In the material below, find each line holding the string "centiles" and copy it.

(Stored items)
┏━━
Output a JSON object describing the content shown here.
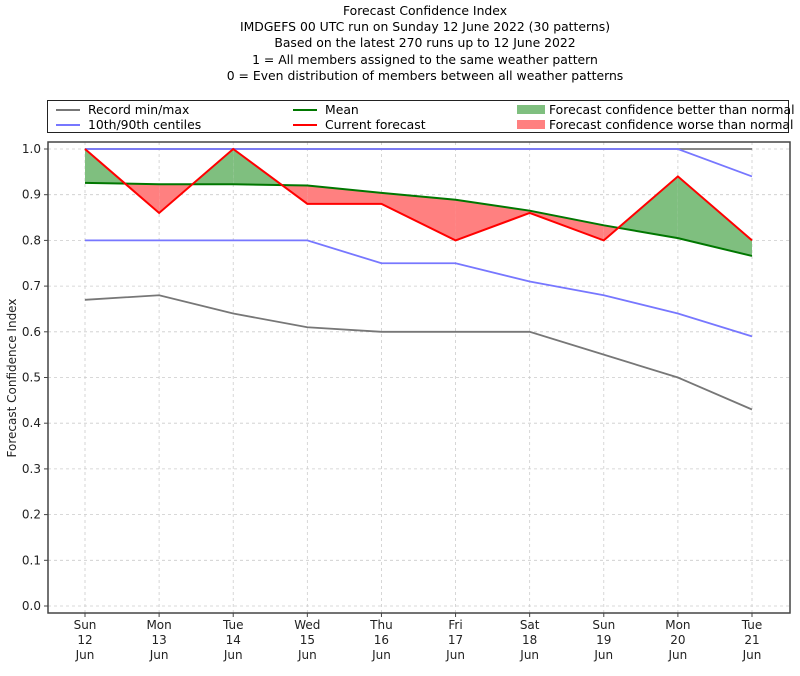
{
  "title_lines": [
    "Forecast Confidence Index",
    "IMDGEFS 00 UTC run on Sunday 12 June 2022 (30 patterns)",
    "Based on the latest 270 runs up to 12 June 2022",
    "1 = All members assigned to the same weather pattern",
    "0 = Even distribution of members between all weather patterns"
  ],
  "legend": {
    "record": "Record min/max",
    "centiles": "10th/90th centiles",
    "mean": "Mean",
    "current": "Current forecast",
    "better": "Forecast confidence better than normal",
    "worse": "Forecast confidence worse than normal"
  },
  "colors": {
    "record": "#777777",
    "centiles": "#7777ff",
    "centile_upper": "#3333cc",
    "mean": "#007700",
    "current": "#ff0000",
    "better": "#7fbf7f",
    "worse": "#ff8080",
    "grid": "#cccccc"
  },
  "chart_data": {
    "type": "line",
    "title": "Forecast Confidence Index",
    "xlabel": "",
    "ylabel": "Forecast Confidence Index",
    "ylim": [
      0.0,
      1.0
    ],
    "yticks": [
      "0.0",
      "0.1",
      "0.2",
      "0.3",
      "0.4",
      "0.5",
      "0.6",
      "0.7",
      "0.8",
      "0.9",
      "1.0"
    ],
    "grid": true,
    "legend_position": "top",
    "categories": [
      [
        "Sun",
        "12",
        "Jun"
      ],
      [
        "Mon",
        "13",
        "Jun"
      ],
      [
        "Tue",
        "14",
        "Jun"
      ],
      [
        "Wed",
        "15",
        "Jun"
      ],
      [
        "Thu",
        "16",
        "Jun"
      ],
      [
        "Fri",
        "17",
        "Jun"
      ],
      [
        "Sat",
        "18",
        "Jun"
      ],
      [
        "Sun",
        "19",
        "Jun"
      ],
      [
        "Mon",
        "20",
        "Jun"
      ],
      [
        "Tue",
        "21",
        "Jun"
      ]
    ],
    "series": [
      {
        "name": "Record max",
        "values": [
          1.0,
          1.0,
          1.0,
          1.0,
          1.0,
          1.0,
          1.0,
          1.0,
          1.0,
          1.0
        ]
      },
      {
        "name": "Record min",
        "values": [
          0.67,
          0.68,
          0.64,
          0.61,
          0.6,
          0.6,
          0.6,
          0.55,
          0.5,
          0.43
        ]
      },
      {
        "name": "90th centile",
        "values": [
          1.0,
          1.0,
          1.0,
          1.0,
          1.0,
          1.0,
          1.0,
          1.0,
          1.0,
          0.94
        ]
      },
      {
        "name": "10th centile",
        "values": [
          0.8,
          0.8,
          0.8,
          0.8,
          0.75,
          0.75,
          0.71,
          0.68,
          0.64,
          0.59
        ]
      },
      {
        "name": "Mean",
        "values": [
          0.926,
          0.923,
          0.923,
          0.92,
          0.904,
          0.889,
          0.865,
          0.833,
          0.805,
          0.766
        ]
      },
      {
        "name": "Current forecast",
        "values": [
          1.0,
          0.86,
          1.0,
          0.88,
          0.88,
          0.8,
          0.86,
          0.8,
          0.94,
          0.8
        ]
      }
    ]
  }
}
┗━━
### SOLUTION TO THE PROBLEM
    "centiles": "10th/90th centiles",
    "centiles": "#7777ff",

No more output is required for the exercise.